[Document extract — start]

Dr. S: No problem. We'll do a liquid nitrogen treatment today and have you back in a month to review the results.

Cindi: Liquid nitrogen? Like that Freeze Away stuff on tv.

Dr. S: Yeah, sort of. The difference is that that is about -20 degrees, whereas what I'll be using today is about -200 degrees. Actually, it's quite a difference.

Cindi: (a bit alarmed) Uh...yeah. Ok.

Then he pulled out a silver canister. I'm still not sure where it came from. Although I think that he materialized it from thin air, as I am partially convinced that he is the anti-Christ.

He started to spray the small spot on my left pinkie finger and asked, "How are you doing?"

I said, "Fine."

He smiled at me and said, "Oh, good. You have a high threshold for pain." I beamed as I was absurdly pleased with this and mentally congratulated myself for doing something worth complimenting. Then his words sort of sunk in and I thought, "High threshold for pain? What?" I do not. In fact, nothing at all about me screams, "High threshold for pain." Mike will testify that I'm a big, old cry baby. I started to get the feeling that I was in trouble. I laughed nervously as this went through my brain and out loud said, "Uh...I'm not sure what you're talking about."

He didn't look up from where he was spraying my left ring finger and said, "Oh. Well, unfortunately this can be quite painful." Painful? Painful? I started getting worried, but so far other than a slight stinging, it wasn't bad at all - so I just shut up.

He started to move to my right hand and, as he did so, the left hand started to thaw. And I knew what he'd been talking about. I bit my lip to keep from shrieking as my flesh protested the treatment. The two spots on my right hand are larger and it hurt badly from the get-go on the right side. I shut my eyes and scrunched my face - determined to keep up the machismo and not let on that I felt like screaming like a banshee. At least he was done with the right hand and I took a deep, relieved breath.

He picked up my left hand and examined his "handi-work"...get it? Hee hee. I concentrated on my breathing...I figured if it worked for giving birth, surely it would work for this. Then he said words that chilled me to the bone. "Ok. Looks like we're good for round two."

Inside my head, I thought, "Excuse me?" But on the outside, I said, "EXCUSE ME?!!!!" He looked at me apologetically and explained that in order to make it more effective, he has to do it twice on each spot. I thought I was going to cry. But I sucked it up. I didn't go through all that pain the first time for nothing. By the time the second treatment was finished, all I could concentrate on was the screaming inside my head. I really needed to have Mike there because I could tell that he was speaking to me but I couldn't bring myself to focus on him.

"...soreness...red irritation...blood blister...turn black and fall off..." At that point, I snapped back to attention long enough to insure he was talking about the wart and not my finger. "...disfigured fingernail...will straighten out." I'm still concentrating on my breathing, when he says, "Take ibuprofen if you're feeling pain." If? If I'm feeling pain? Ibuprofen!? How about some oxycontin with a vicodin chaser?!



The worst part? I have to go back in a month so he can see how it's doing and if it's not gone, I'll have to do this all over again. Somebody make the bad man stop!

4 comments:

SaNdY said...

I feel (not really) your pain...that sounds just awful, so sorry, Cindi...this must be the season for warts, being almost Halloween...but I was sure you were going to write towards the end: 'WARTS: I RULE YOU!!!' I love when you do the 'I rule you' thing...

Linda ★ Parker's General said...

Bummer....Sara had warts when she was alittle girl. She and I both dreaded those treatments. She cried so hard and always freaked out. I know it is painful. Dr. necer gave her anything for pain though!?

Kelly said...

warts!!! that's nasty!!!!! but fitting for the current holiday. witchy woman...

Football and Fried Rice said...

It is worth it to get rid of them..believe me! And, hey, look at it this way - you could be going back to an ugly doctor with bad breath....see, there is good in everything!

[Document extract — finish]
[Source information — start]

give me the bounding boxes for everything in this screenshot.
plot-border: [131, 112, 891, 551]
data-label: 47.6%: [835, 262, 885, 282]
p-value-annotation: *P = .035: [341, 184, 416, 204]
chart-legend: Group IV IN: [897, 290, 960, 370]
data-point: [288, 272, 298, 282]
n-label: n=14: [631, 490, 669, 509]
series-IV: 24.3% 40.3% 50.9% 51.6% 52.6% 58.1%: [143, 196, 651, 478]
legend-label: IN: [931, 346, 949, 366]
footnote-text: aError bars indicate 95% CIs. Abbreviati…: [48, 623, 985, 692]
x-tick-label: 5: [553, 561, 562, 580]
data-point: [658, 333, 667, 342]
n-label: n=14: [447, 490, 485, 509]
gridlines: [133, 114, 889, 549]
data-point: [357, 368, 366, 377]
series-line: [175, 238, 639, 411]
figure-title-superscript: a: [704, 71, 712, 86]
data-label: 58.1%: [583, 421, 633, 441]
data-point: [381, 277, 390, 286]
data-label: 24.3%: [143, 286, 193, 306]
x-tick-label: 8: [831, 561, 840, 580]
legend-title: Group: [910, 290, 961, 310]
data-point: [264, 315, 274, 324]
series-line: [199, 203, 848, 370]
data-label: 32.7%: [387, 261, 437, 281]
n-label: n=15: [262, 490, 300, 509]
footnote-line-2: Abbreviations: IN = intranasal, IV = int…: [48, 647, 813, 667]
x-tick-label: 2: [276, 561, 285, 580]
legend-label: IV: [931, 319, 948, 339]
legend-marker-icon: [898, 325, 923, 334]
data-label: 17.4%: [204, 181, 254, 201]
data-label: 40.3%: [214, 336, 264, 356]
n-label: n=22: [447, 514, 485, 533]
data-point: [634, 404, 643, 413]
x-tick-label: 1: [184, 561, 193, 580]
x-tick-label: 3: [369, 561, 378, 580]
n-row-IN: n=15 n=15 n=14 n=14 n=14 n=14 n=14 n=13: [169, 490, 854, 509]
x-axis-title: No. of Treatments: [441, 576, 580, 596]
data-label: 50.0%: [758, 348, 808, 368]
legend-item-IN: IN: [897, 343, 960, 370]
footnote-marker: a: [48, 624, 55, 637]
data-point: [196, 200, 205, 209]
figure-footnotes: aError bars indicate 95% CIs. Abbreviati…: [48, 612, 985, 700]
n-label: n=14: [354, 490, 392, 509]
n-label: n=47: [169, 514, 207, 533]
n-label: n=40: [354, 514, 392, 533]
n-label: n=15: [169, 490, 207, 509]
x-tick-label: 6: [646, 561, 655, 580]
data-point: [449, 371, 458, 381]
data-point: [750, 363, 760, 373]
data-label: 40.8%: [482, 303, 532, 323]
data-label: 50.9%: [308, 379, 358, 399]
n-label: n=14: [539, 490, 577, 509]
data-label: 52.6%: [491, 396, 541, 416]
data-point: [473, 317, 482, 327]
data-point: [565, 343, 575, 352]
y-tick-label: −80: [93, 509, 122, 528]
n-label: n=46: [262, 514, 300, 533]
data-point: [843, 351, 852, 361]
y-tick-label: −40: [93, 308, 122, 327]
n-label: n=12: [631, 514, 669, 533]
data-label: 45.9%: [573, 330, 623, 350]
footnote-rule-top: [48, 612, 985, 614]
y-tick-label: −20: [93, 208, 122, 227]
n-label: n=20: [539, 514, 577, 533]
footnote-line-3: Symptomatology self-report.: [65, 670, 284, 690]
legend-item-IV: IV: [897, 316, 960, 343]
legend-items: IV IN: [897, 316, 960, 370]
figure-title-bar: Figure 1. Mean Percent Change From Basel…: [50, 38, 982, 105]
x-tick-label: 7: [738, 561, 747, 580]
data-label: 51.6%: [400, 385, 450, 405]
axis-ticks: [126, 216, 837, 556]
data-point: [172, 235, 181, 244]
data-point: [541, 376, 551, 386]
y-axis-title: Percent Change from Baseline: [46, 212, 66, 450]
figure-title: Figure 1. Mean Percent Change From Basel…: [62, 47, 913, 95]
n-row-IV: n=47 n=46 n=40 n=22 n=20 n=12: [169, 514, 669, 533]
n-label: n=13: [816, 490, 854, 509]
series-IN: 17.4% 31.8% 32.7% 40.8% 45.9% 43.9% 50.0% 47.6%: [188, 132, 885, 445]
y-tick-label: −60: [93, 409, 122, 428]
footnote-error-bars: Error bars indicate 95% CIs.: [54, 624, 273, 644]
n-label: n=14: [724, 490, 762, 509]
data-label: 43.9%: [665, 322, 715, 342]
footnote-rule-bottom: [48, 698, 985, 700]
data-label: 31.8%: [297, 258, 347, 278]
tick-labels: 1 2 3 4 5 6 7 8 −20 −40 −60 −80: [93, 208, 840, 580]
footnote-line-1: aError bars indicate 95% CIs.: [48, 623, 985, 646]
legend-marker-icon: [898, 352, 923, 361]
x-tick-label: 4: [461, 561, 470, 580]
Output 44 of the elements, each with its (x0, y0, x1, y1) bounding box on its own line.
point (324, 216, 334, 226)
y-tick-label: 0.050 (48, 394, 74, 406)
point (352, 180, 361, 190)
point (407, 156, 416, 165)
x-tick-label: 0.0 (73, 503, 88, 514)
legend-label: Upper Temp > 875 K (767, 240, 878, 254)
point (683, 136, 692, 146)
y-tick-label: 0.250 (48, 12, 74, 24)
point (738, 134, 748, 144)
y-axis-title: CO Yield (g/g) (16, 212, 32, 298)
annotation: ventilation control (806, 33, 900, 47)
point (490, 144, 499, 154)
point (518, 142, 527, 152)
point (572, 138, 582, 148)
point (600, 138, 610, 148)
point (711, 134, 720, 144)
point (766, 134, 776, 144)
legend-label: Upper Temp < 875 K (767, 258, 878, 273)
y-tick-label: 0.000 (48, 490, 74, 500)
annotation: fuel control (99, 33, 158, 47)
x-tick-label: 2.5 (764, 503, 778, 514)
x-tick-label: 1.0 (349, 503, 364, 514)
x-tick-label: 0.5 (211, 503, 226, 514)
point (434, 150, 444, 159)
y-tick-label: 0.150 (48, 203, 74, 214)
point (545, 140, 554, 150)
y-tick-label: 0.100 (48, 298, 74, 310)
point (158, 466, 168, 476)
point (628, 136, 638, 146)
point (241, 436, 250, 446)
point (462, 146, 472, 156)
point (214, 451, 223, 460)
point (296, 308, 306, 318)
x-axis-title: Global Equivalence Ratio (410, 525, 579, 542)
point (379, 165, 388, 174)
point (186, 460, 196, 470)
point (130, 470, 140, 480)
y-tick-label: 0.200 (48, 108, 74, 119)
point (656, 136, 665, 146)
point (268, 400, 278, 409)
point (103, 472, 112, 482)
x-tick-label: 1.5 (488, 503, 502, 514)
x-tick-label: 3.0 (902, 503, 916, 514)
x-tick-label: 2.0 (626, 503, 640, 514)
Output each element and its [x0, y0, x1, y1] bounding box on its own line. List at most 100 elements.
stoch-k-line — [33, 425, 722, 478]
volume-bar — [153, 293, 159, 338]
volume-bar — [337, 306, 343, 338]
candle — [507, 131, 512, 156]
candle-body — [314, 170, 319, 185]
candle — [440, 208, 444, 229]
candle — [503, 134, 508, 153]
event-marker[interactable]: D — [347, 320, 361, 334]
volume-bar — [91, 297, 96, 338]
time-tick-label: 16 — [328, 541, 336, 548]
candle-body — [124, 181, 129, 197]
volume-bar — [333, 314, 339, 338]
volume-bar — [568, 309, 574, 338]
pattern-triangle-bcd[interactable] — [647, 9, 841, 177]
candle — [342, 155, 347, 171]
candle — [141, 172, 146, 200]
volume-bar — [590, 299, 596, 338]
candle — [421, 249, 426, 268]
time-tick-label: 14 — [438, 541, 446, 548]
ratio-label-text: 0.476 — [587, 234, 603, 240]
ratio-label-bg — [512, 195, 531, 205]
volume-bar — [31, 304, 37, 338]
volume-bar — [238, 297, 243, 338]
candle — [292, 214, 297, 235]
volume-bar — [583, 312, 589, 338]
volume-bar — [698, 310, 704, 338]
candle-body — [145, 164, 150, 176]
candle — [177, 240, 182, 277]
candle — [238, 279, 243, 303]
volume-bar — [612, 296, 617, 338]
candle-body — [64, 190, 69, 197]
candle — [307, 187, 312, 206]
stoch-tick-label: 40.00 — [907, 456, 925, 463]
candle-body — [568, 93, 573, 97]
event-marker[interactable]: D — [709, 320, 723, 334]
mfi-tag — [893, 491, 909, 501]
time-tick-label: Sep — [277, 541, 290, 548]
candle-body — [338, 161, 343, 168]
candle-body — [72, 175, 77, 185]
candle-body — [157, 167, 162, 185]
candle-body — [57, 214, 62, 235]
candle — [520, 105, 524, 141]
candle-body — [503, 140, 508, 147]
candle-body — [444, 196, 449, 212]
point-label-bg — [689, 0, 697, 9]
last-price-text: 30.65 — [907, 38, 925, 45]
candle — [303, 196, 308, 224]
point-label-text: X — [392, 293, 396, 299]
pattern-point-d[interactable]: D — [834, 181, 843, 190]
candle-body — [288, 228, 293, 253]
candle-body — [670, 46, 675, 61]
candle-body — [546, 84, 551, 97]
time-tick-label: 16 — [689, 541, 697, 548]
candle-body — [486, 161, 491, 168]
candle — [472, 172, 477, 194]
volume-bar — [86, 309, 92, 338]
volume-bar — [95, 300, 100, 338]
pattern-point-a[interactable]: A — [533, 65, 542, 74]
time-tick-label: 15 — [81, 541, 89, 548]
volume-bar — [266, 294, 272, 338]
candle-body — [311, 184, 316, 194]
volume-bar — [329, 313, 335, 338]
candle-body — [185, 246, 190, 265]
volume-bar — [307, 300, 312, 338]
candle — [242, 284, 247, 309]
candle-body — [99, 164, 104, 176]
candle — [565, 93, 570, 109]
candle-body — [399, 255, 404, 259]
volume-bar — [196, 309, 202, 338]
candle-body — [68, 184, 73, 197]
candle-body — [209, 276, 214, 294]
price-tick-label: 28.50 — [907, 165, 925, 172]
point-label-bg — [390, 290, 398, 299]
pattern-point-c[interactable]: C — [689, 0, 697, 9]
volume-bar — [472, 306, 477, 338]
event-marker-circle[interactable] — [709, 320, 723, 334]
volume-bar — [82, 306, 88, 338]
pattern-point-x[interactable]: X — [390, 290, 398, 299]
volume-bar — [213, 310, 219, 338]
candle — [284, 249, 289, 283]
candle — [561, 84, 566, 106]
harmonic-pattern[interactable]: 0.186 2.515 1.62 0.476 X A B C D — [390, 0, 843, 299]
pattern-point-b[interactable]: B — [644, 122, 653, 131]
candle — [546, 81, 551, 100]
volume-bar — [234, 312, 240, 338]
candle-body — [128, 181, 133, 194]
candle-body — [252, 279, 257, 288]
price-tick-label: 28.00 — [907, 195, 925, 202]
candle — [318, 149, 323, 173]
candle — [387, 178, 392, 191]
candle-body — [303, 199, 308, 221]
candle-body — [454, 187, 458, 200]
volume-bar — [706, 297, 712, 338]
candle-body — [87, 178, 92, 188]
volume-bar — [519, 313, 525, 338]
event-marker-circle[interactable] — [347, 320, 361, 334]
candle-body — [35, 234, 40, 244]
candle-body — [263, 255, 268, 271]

[Source information — finish]

▸ **Problem set**:
A. Answer these questions about the wart-treatment blog post:
(i) What temperature does Dr. S give for the liquid nitrogen he will use?
(ii) How many times does he treat each spot?
(iii) What does he say to take if Cindi feels pain?
B. Reproduce word for word the part of the wart-treatment blog post between "I feel (not" and "holiday. witchy woman...", inclusive.

▸ **Task-by-task solutions**:
A.
(i) About -200 degrees
(ii) Twice
(iii) Ibuprofen

B.
I feel (not really) your pain...that sounds just awful, so sorry, Cindi...this must be the season for warts, being almost Halloween...but I was sure you were going to write towards the end: 'WARTS: I RULE YOU!!!' I love when you do the 'I rule you' thing...

Linda ★ Parker's General said...

Bummer....Sara had warts when she was alittle girl. She and I both dreaded those treatments. She cried so hard and always freaked out. I know it is painful. Dr. necer gave her anything for pain though!?

Kelly said...

warts!!! that's nasty!!!!! but fitting for the current holiday. witchy woman...